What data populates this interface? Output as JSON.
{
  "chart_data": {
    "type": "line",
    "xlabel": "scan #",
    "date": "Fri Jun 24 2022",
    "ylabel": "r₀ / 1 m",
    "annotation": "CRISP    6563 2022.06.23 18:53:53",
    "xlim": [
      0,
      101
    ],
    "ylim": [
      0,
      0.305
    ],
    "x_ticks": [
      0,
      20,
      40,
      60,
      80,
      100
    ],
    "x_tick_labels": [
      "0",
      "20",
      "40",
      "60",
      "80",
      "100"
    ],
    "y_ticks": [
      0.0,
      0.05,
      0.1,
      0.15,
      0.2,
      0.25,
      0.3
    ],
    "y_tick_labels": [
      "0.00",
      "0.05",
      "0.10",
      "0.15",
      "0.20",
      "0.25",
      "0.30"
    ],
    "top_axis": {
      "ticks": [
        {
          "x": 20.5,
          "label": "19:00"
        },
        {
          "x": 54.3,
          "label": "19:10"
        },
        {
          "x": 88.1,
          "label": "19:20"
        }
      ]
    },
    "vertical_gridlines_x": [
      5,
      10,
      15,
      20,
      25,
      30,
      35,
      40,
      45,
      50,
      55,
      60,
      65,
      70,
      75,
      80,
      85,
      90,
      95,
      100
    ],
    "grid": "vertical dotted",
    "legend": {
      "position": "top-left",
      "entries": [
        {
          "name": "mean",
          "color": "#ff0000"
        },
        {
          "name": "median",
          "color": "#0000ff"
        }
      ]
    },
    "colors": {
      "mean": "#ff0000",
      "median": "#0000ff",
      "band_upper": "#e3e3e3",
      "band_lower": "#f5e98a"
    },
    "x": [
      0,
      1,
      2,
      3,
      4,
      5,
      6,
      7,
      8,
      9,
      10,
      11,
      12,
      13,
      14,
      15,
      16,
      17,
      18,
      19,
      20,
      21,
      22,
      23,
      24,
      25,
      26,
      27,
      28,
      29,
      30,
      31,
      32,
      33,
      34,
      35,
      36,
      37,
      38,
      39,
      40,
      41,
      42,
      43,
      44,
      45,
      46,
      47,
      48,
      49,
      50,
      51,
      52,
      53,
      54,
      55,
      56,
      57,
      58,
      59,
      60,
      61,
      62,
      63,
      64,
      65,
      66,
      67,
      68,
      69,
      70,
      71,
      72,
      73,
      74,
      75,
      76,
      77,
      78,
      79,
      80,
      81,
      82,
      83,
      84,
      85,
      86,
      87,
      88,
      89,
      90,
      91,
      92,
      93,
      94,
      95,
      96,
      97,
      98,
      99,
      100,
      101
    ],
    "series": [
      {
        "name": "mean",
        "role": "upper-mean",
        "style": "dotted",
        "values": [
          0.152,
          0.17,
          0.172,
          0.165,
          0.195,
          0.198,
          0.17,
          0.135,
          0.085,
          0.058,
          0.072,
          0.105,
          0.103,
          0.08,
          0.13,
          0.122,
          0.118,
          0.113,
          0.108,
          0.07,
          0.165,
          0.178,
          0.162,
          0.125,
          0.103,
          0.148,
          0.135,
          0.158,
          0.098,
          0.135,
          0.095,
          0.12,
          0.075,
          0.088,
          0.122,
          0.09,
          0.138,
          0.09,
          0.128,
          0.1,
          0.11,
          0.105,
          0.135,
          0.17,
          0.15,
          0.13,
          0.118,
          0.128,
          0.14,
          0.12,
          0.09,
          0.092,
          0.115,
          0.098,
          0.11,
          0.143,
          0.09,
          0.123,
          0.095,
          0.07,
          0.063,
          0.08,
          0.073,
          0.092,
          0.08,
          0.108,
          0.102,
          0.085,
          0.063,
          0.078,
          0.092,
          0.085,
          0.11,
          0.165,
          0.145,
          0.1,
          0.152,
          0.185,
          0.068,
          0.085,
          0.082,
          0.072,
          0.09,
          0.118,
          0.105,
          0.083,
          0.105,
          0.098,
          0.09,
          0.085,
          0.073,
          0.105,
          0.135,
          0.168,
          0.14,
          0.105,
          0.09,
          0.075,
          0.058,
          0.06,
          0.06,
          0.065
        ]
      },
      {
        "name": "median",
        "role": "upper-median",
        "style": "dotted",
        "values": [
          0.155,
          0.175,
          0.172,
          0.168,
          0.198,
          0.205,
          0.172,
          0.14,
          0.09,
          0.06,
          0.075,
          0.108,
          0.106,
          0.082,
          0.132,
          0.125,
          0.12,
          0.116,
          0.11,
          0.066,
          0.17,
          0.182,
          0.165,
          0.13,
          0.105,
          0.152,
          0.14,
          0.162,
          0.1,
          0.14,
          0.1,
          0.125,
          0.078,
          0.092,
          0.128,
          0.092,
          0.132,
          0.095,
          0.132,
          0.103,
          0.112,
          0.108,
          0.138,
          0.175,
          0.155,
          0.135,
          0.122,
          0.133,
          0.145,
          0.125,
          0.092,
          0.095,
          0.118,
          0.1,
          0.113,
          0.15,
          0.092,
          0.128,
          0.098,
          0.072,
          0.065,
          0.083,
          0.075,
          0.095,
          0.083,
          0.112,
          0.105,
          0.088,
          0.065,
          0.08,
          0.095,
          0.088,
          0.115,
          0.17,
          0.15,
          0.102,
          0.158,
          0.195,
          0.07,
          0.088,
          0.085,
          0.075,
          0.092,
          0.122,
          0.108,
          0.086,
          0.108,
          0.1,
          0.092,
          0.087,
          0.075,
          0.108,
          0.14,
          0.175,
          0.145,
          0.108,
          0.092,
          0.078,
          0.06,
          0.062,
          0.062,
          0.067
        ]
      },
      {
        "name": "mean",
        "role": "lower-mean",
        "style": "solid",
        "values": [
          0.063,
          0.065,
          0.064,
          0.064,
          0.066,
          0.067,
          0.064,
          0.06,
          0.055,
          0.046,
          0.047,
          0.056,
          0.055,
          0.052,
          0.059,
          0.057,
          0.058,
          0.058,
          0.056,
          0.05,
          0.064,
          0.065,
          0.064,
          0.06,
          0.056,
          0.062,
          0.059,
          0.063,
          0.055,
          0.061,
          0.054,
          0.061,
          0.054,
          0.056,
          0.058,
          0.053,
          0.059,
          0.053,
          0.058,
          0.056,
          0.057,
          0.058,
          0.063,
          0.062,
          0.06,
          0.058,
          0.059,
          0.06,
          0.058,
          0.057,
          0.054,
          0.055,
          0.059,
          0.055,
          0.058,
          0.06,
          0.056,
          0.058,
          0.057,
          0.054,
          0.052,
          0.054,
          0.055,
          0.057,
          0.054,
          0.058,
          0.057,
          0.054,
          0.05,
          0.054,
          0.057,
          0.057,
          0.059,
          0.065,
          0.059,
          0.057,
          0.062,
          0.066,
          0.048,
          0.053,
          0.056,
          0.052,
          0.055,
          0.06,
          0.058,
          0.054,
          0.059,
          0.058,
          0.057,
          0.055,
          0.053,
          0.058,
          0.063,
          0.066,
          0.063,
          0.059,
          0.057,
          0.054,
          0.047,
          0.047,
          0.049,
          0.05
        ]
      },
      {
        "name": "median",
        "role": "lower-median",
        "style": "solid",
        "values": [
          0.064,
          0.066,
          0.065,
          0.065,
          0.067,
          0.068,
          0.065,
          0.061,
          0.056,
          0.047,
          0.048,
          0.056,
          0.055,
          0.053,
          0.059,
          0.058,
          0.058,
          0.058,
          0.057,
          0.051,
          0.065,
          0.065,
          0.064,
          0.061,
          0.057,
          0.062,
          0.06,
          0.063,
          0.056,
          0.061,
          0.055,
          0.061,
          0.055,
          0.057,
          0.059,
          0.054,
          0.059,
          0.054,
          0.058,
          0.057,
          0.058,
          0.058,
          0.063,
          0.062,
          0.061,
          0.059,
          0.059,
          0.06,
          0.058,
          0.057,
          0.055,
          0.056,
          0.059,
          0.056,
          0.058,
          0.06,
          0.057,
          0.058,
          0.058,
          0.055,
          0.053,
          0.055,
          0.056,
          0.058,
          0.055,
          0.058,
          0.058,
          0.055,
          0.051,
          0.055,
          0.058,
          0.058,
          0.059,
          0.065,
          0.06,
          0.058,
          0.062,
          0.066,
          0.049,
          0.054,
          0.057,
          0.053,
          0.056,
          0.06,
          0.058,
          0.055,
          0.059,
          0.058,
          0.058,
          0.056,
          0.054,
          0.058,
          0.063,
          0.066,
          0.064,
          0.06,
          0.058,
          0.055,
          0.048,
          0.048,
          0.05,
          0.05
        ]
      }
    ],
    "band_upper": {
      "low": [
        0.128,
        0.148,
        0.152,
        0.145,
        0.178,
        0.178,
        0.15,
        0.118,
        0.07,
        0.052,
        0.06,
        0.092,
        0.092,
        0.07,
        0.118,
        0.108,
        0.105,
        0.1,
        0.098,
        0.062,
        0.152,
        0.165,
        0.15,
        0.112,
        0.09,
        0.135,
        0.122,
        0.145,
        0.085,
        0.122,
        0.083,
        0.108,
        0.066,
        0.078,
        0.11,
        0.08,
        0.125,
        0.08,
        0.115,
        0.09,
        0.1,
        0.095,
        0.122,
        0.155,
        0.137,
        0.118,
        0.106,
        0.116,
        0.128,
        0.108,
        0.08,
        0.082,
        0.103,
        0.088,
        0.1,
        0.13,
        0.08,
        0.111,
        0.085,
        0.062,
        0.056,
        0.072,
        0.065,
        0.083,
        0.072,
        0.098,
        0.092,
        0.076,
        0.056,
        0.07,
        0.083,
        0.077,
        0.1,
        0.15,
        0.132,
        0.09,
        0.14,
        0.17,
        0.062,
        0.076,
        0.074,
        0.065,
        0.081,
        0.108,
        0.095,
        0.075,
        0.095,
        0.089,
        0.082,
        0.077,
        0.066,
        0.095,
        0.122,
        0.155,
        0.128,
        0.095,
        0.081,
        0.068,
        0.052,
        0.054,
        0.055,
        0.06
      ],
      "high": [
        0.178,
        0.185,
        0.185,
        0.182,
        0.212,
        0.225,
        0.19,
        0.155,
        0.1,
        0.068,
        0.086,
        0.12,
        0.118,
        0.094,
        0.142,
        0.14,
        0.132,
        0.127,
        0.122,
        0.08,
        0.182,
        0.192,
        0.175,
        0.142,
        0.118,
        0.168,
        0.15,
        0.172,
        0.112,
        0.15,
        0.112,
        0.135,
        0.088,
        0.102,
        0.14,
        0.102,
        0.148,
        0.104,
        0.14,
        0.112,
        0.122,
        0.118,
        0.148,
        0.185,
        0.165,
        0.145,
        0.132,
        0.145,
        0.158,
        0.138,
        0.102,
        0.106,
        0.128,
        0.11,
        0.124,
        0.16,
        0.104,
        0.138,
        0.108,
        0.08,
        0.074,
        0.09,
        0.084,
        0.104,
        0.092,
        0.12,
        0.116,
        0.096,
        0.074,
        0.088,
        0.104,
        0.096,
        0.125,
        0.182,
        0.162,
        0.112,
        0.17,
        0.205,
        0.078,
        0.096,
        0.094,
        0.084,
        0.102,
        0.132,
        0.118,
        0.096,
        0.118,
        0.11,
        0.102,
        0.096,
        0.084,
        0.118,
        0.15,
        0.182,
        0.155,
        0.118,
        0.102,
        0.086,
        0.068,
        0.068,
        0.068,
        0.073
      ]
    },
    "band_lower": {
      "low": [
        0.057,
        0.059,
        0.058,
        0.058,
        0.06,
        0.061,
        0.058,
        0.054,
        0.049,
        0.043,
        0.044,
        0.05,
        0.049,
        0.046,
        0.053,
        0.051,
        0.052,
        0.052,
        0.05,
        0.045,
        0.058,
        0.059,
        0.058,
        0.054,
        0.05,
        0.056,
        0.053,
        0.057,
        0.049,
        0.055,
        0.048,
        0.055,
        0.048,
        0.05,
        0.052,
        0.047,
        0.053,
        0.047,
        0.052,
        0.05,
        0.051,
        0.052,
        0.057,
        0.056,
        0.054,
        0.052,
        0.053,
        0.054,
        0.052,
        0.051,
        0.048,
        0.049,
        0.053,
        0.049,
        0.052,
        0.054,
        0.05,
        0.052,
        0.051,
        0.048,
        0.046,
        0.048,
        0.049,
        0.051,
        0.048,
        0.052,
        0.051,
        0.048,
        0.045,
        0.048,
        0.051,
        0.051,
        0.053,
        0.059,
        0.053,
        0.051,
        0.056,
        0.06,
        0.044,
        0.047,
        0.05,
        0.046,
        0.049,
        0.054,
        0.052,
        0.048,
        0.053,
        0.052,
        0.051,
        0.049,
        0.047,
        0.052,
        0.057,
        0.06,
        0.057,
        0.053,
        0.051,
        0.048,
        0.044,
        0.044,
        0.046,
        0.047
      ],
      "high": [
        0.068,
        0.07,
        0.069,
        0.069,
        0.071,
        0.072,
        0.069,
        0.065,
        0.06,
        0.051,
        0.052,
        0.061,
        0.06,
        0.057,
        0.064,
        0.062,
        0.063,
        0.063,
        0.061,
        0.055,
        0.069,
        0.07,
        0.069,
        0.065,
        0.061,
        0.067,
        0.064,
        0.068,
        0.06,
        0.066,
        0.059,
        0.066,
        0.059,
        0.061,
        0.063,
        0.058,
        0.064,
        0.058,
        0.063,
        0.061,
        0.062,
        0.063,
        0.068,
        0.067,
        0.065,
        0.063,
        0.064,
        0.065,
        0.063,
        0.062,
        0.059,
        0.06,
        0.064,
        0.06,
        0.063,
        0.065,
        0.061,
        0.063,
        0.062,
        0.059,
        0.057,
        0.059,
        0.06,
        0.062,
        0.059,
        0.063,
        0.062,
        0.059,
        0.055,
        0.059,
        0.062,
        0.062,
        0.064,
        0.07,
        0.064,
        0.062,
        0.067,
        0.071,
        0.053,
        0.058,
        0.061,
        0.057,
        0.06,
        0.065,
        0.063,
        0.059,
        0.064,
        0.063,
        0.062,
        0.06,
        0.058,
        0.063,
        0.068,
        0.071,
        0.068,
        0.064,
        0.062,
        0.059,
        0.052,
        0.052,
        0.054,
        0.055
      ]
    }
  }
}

§ §

> Aim:
Identify every line where the string "mean" appears.

> Response to the exercise:
          "name": "mean",
      "mean": "#ff0000",
        "name": "mean",
        "role": "upper-mean",
        "name": "mean",
        "role": "lower-mean",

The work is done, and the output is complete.